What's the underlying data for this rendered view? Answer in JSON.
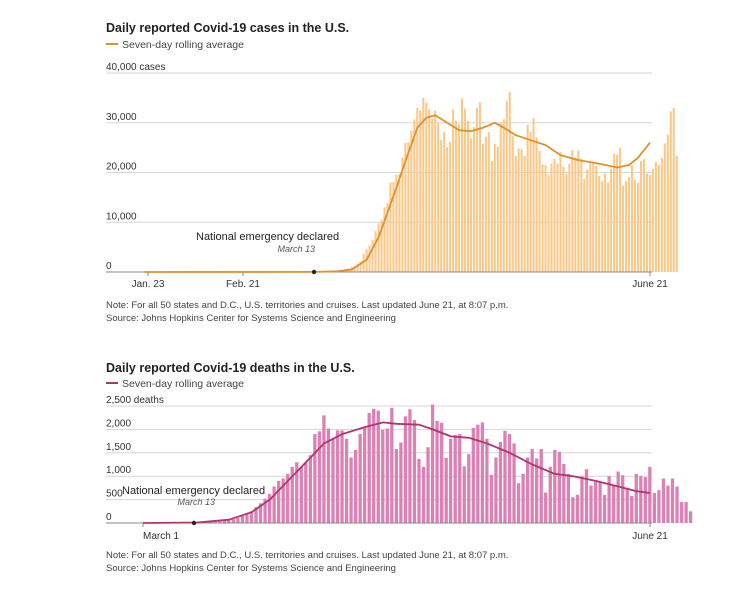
{
  "chart_data": [
    {
      "type": "bar",
      "title": "Daily reported Covid-19 cases in the U.S.",
      "legend": {
        "label": "Seven-day rolling average",
        "placement": "top-left"
      },
      "y_ticks": [
        "40,000 cases",
        "30,000",
        "20,000",
        "10,000",
        "0"
      ],
      "y_tick_values": [
        40000,
        30000,
        20000,
        10000,
        0
      ],
      "x_ticks": [
        "Jan. 23",
        "Feb. 21",
        "June 21"
      ],
      "x_tick_dates": [
        "2020-01-23",
        "2020-02-21",
        "2020-06-21"
      ],
      "ylim": [
        0,
        40000
      ],
      "xlim": [
        "2020-01-22",
        "2020-06-21"
      ],
      "grid": true,
      "annotation": {
        "label": "National emergency declared",
        "sublabel": "March 13",
        "date": "2020-03-13"
      },
      "colors": {
        "bars": "#f9c98a",
        "line": "#e0912a"
      },
      "series": [
        {
          "kind": "bars",
          "start": "2020-03-01",
          "end": "2020-06-21",
          "values": [
            20,
            30,
            40,
            60,
            80,
            120,
            160,
            220,
            280,
            400,
            550,
            750,
            1000,
            1200,
            1600,
            2100,
            3600,
            4600,
            5400,
            6500,
            8200,
            9800,
            10500,
            13000,
            13900,
            18000,
            18100,
            19600,
            19700,
            23000,
            26000,
            26100,
            28400,
            30700,
            33000,
            32500,
            35000,
            34100,
            32700,
            30900,
            32500,
            30000,
            26500,
            28200,
            25100,
            26200,
            32700,
            30400,
            29700,
            34900,
            32800,
            30400,
            26900,
            29100,
            33000,
            34100,
            25800,
            27200,
            28100,
            22300,
            25800,
            25200,
            30000,
            30700,
            34400,
            36200,
            27300,
            23300,
            24800,
            24700,
            23300,
            29600,
            28200,
            30900,
            27100,
            24400,
            21600,
            21500,
            19600,
            21800,
            22700,
            21800,
            24100,
            21100,
            19800,
            21800,
            24500,
            23000,
            24400,
            22700,
            18700,
            20600,
            22200,
            22100,
            21300,
            19300,
            18200,
            19800,
            18000,
            20700,
            23800,
            23600,
            25000,
            17400,
            18300,
            19100,
            21500,
            18500,
            17900,
            22300,
            22700,
            19800,
            19500,
            20700,
            22100,
            21600,
            23000,
            25800,
            27600,
            32300,
            33000,
            23400
          ]
        },
        {
          "kind": "line",
          "name": "Seven-day rolling average",
          "start": "2020-01-22",
          "end": "2020-06-21",
          "anchors": [
            [
              "2020-01-22",
              0
            ],
            [
              "2020-03-01",
              30
            ],
            [
              "2020-03-08",
              150
            ],
            [
              "2020-03-13",
              500
            ],
            [
              "2020-03-18",
              2500
            ],
            [
              "2020-03-22",
              7000
            ],
            [
              "2020-03-25",
              12000
            ],
            [
              "2020-03-28",
              17000
            ],
            [
              "2020-04-01",
              24000
            ],
            [
              "2020-04-04",
              29000
            ],
            [
              "2020-04-07",
              31000
            ],
            [
              "2020-04-10",
              31500
            ],
            [
              "2020-04-14",
              30000
            ],
            [
              "2020-04-18",
              28500
            ],
            [
              "2020-04-22",
              28300
            ],
            [
              "2020-04-26",
              29000
            ],
            [
              "2020-04-30",
              30000
            ],
            [
              "2020-05-03",
              29000
            ],
            [
              "2020-05-07",
              27500
            ],
            [
              "2020-05-12",
              26500
            ],
            [
              "2020-05-17",
              25500
            ],
            [
              "2020-05-22",
              23500
            ],
            [
              "2020-05-28",
              22500
            ],
            [
              "2020-06-02",
              22000
            ],
            [
              "2020-06-06",
              21500
            ],
            [
              "2020-06-10",
              21000
            ],
            [
              "2020-06-14",
              21500
            ],
            [
              "2020-06-17",
              23000
            ],
            [
              "2020-06-21",
              26000
            ]
          ]
        }
      ],
      "note": "Note: For all 50 states and D.C., U.S. territories and cruises. Last updated June 21, at 8:07 p.m.",
      "source": "Source: Johns Hopkins Center for Systems Science and Engineering"
    },
    {
      "type": "bar",
      "title": "Daily reported Covid-19 deaths in the U.S.",
      "legend": {
        "label": "Seven-day rolling average",
        "placement": "top-left"
      },
      "y_ticks": [
        "2,500 deaths",
        "2,000",
        "1,500",
        "1,000",
        "500",
        "0"
      ],
      "y_tick_values": [
        2500,
        2000,
        1500,
        1000,
        500,
        0
      ],
      "x_ticks": [
        "March 1",
        "June 21"
      ],
      "x_tick_dates": [
        "2020-03-01",
        "2020-06-21"
      ],
      "ylim": [
        0,
        2500
      ],
      "xlim": [
        "2020-03-01",
        "2020-06-21"
      ],
      "grid": true,
      "annotation": {
        "label": "National emergency declared",
        "sublabel": "March 13",
        "date": "2020-03-13"
      },
      "colors": {
        "bars": "#d982b3",
        "line": "#b5336f"
      },
      "series": [
        {
          "kind": "bars",
          "start": "2020-03-01",
          "end": "2020-06-21",
          "values": [
            1,
            1,
            2,
            2,
            2,
            3,
            4,
            5,
            5,
            7,
            8,
            10,
            12,
            15,
            18,
            22,
            28,
            35,
            50,
            60,
            80,
            110,
            150,
            200,
            250,
            340,
            420,
            520,
            620,
            780,
            900,
            950,
            1050,
            1200,
            1300,
            1200,
            1300,
            1450,
            1900,
            1960,
            2300,
            2020,
            1800,
            1980,
            1980,
            1800,
            1400,
            1560,
            1900,
            2050,
            2350,
            2440,
            2400,
            1990,
            2020,
            2460,
            1580,
            1720,
            2280,
            2430,
            2200,
            1370,
            1200,
            1620,
            2530,
            2180,
            2140,
            1390,
            1800,
            1880,
            1900,
            1210,
            1470,
            2030,
            2100,
            2150,
            1800,
            1030,
            1400,
            1730,
            1970,
            1900,
            1700,
            850,
            1050,
            1400,
            1580,
            1380,
            1580,
            650,
            1200,
            1560,
            1520,
            1260,
            1050,
            550,
            600,
            1000,
            1150,
            800,
            900,
            880,
            600,
            1000,
            800,
            1100,
            1020,
            750,
            580,
            1050,
            1000,
            980,
            1200,
            640,
            700,
            950,
            800,
            950,
            780,
            450,
            450,
            250
          ]
        },
        {
          "kind": "line",
          "name": "Seven-day rolling average",
          "start": "2020-03-01",
          "end": "2020-06-21",
          "anchors": [
            [
              "2020-03-01",
              0
            ],
            [
              "2020-03-13",
              10
            ],
            [
              "2020-03-20",
              70
            ],
            [
              "2020-03-25",
              230
            ],
            [
              "2020-03-29",
              500
            ],
            [
              "2020-04-02",
              900
            ],
            [
              "2020-04-06",
              1300
            ],
            [
              "2020-04-10",
              1700
            ],
            [
              "2020-04-14",
              1900
            ],
            [
              "2020-04-19",
              2050
            ],
            [
              "2020-04-23",
              2150
            ],
            [
              "2020-04-26",
              2120
            ],
            [
              "2020-05-01",
              2100
            ],
            [
              "2020-05-04",
              2000
            ],
            [
              "2020-05-08",
              1850
            ],
            [
              "2020-05-12",
              1820
            ],
            [
              "2020-05-16",
              1700
            ],
            [
              "2020-05-21",
              1500
            ],
            [
              "2020-05-26",
              1250
            ],
            [
              "2020-05-31",
              1050
            ],
            [
              "2020-06-04",
              1000
            ],
            [
              "2020-06-09",
              900
            ],
            [
              "2020-06-14",
              780
            ],
            [
              "2020-06-18",
              680
            ],
            [
              "2020-06-21",
              640
            ]
          ]
        }
      ],
      "note": "Note: For all 50 states and D.C., U.S. territories and cruises. Last updated June 21, at 8:07 p.m.",
      "source": "Source: Johns Hopkins Center for Systems Science and Engineering"
    }
  ]
}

★ ★ ★ ★ ★ ★ ★

◆ SET PROBLEM ◆
Read the entries and show each line that mentions "bars".

◆ TASK RESULT ◆
        "bars": "#f9c98a",
          "kind": "bars",
        "bars": "#d982b3",
          "kind": "bars",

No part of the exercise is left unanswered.